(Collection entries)
◆ ◆ ◆ ◆

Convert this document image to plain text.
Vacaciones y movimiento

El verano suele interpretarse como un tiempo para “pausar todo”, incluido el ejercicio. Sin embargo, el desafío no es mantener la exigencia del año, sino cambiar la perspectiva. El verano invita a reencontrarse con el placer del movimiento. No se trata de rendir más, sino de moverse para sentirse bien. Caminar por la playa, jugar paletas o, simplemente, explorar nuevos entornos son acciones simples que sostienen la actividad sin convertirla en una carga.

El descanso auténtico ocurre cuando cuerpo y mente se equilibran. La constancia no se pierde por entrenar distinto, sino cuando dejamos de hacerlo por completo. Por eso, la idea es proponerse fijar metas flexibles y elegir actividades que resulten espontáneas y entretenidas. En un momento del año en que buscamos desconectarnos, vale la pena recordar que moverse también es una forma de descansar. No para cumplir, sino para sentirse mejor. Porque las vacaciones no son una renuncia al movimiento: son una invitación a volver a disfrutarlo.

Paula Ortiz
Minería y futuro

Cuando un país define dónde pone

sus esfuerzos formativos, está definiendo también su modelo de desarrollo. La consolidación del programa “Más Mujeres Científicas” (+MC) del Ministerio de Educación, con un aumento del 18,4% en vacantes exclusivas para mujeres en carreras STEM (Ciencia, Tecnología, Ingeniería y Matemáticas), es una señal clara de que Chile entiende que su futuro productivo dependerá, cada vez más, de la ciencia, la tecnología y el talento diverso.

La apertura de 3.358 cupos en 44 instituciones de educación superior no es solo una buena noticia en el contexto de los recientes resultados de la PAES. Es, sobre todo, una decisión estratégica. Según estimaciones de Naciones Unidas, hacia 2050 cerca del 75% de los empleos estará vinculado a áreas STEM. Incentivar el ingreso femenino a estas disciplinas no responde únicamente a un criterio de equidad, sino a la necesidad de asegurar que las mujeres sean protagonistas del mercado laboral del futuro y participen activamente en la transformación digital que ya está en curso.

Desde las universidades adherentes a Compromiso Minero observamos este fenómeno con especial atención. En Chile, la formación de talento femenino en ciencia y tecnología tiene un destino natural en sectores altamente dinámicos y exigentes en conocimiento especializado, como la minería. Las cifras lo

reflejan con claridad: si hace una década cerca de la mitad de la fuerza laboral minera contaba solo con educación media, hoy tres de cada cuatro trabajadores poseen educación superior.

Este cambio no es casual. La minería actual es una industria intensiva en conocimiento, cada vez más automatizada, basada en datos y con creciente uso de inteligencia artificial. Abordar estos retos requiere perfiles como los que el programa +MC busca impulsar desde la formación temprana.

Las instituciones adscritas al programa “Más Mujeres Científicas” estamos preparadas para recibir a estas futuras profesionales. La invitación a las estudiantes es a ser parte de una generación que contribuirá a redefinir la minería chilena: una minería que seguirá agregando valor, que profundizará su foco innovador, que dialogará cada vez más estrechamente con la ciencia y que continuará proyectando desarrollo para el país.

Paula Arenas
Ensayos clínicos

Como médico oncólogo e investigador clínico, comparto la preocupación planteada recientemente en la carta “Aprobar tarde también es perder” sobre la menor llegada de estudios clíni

◆ ◆ ◆ ◆

Your objective: All of the lines above need to be given again exactly.

Worked answer:
Convert this document image to plain text.
Vacaciones y movimiento

El verano suele interpretarse como un tiempo para “pausar todo”, incluido el ejercicio. Sin embargo, el desafío no es mantener la exigencia del año, sino cambiar la perspectiva. El verano invita a reencontrarse con el placer del movimiento. No se trata de rendir más, sino de moverse para sentirse bien. Caminar por la playa, jugar paletas o, simplemente, explorar nuevos entornos son acciones simples que sostienen la actividad sin convertirla en una carga.

El descanso auténtico ocurre cuando cuerpo y mente se equilibran. La constancia no se pierde por entrenar distinto, sino cuando dejamos de hacerlo por completo. Por eso, la idea es proponerse fijar metas flexibles y elegir actividades que resulten espontáneas y entretenidas. En un momento del año en que buscamos desconectarnos, vale la pena recordar que moverse también es una forma de descansar. No para cumplir, sino para sentirse mejor. Porque las vacaciones no son una renuncia al movimiento: son una invitación a volver a disfrutarlo.

Paula Ortiz
Minería y futuro

Cuando un país define dónde pone

sus esfuerzos formativos, está definiendo también su modelo de desarrollo. La consolidación del programa “Más Mujeres Científicas” (+MC) del Ministerio de Educación, con un aumento del 18,4% en vacantes exclusivas para mujeres en carreras STEM (Ciencia, Tecnología, Ingeniería y Matemáticas), es una señal clara de que Chile entiende que su futuro productivo dependerá, cada vez más, de la ciencia, la tecnología y el talento diverso.

La apertura de 3.358 cupos en 44 instituciones de educación superior no es solo una buena noticia en el contexto de los recientes resultados de la PAES. Es, sobre todo, una decisión estratégica. Según estimaciones de Naciones Unidas, hacia 2050 cerca del 75% de los empleos estará vinculado a áreas STEM. Incentivar el ingreso femenino a estas disciplinas no responde únicamente a un criterio de equidad, sino a la necesidad de asegurar que las mujeres sean protagonistas del mercado laboral del futuro y participen activamente en la transformación digital que ya está en curso.

Desde las universidades adherentes a Compromiso Minero observamos este fenómeno con especial atención. En Chile, la formación de talento femenino en ciencia y tecnología tiene un destino natural en sectores altamente dinámicos y exigentes en conocimiento especializado, como la minería. Las cifras lo

reflejan con claridad: si hace una década cerca de la mitad de la fuerza laboral minera contaba solo con educación media, hoy tres de cada cuatro trabajadores poseen educación superior.

Este cambio no es casual. La minería actual es una industria intensiva en conocimiento, cada vez más automatizada, basada en datos y con creciente uso de inteligencia artificial. Abordar estos retos requiere perfiles como los que el programa +MC busca impulsar desde la formación temprana.

Las instituciones adscritas al programa “Más Mujeres Científicas” estamos preparadas para recibir a estas futuras profesionales. La invitación a las estudiantes es a ser parte de una generación que contribuirá a redefinir la minería chilena: una minería que seguirá agregando valor, que profundizará su foco innovador, que dialogará cada vez más estrechamente con la ciencia y que continuará proyectando desarrollo para el país.

Paula Arenas
Ensayos clínicos

Como médico oncólogo e investigador clínico, comparto la preocupación planteada recientemente en la carta “Aprobar tarde también es perder” sobre la menor llegada de estudios clíni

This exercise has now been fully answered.